> [Exercise instructions] Locate and copy each line in the data that contains the word "профилю".
▼
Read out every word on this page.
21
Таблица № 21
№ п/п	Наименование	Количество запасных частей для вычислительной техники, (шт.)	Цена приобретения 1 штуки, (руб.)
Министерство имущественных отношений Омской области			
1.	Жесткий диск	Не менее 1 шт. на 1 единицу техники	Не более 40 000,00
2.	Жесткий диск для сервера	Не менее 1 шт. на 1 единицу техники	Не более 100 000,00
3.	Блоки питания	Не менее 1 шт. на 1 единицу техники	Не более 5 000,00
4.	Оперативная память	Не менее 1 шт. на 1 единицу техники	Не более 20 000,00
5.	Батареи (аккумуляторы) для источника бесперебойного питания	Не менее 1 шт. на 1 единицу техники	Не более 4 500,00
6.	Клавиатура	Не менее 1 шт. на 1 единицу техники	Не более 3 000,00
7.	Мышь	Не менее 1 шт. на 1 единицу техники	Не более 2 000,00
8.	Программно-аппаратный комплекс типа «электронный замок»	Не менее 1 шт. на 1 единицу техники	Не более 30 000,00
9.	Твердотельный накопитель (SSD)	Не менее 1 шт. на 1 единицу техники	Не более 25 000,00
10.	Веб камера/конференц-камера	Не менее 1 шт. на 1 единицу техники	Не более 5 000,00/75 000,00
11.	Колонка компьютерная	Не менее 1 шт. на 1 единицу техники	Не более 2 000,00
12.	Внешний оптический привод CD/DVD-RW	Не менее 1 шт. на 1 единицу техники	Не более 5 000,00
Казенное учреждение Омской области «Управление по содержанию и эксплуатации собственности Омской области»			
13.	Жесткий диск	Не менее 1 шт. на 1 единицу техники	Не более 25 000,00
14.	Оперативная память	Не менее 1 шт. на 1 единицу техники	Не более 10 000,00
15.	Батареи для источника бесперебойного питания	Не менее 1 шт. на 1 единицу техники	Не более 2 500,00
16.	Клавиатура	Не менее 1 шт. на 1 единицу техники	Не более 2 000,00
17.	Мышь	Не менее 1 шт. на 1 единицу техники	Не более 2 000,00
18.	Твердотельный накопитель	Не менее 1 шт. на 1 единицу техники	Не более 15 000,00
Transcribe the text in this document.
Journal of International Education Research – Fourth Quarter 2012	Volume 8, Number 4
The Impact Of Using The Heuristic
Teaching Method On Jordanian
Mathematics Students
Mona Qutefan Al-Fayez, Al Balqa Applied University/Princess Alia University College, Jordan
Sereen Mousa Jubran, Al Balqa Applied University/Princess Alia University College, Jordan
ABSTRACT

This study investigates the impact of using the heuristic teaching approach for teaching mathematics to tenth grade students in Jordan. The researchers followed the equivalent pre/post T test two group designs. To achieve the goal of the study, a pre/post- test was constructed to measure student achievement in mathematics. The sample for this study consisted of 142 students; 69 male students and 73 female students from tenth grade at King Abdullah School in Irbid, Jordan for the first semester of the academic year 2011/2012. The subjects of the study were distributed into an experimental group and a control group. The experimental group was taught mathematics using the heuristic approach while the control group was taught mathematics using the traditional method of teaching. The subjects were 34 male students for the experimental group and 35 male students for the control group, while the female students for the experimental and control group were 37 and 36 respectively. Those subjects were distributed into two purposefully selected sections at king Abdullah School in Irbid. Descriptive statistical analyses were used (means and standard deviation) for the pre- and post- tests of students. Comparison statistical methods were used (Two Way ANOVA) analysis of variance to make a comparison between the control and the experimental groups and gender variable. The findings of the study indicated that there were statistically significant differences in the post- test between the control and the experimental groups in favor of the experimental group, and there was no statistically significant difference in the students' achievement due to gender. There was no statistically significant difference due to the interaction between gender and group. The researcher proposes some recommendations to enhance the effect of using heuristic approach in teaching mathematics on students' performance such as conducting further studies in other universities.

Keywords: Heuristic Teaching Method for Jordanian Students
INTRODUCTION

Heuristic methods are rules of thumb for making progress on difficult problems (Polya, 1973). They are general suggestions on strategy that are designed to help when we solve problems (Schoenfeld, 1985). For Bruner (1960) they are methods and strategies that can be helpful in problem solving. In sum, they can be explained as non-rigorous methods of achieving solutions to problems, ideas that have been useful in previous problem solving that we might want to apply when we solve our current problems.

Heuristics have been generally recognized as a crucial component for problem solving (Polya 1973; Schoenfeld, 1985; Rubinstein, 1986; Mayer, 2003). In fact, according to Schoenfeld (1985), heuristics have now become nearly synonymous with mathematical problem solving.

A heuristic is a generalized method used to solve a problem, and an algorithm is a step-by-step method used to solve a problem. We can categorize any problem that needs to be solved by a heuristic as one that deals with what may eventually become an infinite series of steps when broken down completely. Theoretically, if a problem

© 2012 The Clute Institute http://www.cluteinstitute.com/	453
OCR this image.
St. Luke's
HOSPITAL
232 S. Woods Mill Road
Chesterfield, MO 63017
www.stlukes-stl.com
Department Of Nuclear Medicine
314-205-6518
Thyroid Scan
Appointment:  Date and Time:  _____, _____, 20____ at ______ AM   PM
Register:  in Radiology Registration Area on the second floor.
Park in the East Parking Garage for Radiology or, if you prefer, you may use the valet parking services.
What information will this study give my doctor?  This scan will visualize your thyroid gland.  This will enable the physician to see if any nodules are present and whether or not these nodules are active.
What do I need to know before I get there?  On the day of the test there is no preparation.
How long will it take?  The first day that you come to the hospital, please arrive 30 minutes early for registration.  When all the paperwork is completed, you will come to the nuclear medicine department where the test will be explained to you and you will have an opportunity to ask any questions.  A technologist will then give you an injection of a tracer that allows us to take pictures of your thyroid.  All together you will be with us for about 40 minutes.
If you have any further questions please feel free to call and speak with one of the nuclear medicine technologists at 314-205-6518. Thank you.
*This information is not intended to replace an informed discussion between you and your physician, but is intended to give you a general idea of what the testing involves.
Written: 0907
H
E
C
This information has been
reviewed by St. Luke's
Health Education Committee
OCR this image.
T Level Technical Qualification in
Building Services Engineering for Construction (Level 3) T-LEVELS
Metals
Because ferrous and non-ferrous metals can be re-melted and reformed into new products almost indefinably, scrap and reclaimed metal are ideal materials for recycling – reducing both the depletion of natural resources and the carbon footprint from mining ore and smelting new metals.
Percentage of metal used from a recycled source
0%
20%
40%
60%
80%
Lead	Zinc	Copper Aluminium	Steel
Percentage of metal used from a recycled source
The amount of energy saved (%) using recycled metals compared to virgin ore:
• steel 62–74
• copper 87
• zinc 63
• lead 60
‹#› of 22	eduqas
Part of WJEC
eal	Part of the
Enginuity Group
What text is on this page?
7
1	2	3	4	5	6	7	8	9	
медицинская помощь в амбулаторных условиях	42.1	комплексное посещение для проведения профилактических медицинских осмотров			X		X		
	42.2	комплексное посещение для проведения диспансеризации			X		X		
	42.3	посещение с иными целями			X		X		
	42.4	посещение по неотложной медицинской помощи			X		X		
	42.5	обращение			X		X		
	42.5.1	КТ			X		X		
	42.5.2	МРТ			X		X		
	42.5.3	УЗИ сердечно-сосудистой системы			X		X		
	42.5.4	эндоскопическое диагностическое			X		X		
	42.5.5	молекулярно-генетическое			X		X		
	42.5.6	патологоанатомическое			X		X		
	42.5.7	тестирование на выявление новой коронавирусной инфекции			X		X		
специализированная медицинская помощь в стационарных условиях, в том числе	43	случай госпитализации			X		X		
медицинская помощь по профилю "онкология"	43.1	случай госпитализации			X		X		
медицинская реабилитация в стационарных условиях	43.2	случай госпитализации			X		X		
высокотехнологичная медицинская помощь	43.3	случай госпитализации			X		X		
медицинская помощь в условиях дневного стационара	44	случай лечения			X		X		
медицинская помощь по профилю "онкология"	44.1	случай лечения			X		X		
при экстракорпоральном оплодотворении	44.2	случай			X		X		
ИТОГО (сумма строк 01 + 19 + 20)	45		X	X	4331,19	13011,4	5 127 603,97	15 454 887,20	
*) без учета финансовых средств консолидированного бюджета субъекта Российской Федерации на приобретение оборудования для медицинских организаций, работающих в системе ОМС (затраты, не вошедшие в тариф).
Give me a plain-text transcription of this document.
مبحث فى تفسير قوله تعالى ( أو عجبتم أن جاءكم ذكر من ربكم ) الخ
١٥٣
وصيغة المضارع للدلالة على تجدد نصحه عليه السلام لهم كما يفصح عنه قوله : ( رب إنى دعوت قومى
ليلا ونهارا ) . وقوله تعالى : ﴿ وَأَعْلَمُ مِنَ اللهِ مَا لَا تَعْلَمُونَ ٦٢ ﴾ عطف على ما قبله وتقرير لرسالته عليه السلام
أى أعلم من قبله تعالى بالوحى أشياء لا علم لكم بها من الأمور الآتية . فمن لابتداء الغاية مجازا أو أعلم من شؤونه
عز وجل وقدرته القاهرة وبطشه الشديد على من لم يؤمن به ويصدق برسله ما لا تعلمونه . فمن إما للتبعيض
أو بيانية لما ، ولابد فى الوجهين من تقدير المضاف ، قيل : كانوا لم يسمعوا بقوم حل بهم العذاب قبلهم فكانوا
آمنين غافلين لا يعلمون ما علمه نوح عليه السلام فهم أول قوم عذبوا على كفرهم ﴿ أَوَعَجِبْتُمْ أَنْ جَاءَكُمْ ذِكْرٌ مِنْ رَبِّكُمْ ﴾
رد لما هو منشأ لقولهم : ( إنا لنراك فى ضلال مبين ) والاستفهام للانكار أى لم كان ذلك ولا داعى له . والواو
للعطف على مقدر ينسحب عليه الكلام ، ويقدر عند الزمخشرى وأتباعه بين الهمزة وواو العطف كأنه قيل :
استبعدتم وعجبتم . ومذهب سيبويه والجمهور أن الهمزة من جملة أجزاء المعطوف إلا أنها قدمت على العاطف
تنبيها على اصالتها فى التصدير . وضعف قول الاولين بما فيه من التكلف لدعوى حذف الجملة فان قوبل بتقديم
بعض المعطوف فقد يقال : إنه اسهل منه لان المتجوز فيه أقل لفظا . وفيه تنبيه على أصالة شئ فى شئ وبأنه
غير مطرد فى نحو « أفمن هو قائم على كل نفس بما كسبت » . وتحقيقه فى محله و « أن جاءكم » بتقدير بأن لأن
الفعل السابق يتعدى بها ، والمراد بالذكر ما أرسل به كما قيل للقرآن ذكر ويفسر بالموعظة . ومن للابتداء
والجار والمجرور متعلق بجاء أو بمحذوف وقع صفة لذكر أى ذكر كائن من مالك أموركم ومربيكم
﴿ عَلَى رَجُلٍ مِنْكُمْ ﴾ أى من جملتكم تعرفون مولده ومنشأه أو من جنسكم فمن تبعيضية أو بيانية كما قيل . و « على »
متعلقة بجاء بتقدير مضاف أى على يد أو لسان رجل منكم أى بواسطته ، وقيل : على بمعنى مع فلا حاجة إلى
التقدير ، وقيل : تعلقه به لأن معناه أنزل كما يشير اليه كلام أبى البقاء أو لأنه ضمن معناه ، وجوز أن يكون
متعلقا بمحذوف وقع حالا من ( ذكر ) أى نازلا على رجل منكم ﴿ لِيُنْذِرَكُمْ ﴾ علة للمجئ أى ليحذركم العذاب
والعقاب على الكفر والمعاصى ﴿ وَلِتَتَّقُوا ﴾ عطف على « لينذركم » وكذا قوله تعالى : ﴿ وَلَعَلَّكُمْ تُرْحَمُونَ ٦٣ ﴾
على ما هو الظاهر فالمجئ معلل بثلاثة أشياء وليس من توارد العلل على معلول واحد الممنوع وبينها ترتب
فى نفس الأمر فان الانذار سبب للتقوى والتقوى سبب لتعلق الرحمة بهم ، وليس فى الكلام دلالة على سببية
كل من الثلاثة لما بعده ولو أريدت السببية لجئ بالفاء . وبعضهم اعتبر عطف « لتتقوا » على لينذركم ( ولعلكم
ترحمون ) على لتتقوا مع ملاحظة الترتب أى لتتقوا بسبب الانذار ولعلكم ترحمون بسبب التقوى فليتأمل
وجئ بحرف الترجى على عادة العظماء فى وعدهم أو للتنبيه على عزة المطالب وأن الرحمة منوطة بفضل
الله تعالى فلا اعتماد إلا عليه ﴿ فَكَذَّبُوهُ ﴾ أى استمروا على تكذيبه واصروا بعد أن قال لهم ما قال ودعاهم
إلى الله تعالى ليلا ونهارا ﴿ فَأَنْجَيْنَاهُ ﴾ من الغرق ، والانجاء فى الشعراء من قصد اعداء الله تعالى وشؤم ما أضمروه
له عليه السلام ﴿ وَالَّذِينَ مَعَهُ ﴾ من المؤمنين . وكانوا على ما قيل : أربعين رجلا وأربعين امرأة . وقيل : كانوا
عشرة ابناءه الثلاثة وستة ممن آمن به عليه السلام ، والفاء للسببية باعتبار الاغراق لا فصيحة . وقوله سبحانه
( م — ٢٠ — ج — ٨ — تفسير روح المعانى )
▲
> [Worked solution]
медицинская помощь по профилю "онкология"	43.1	случай госпитализации			X		X		
медицинская помощь по профилю "онкология"	44.1	случай лечения			X		X		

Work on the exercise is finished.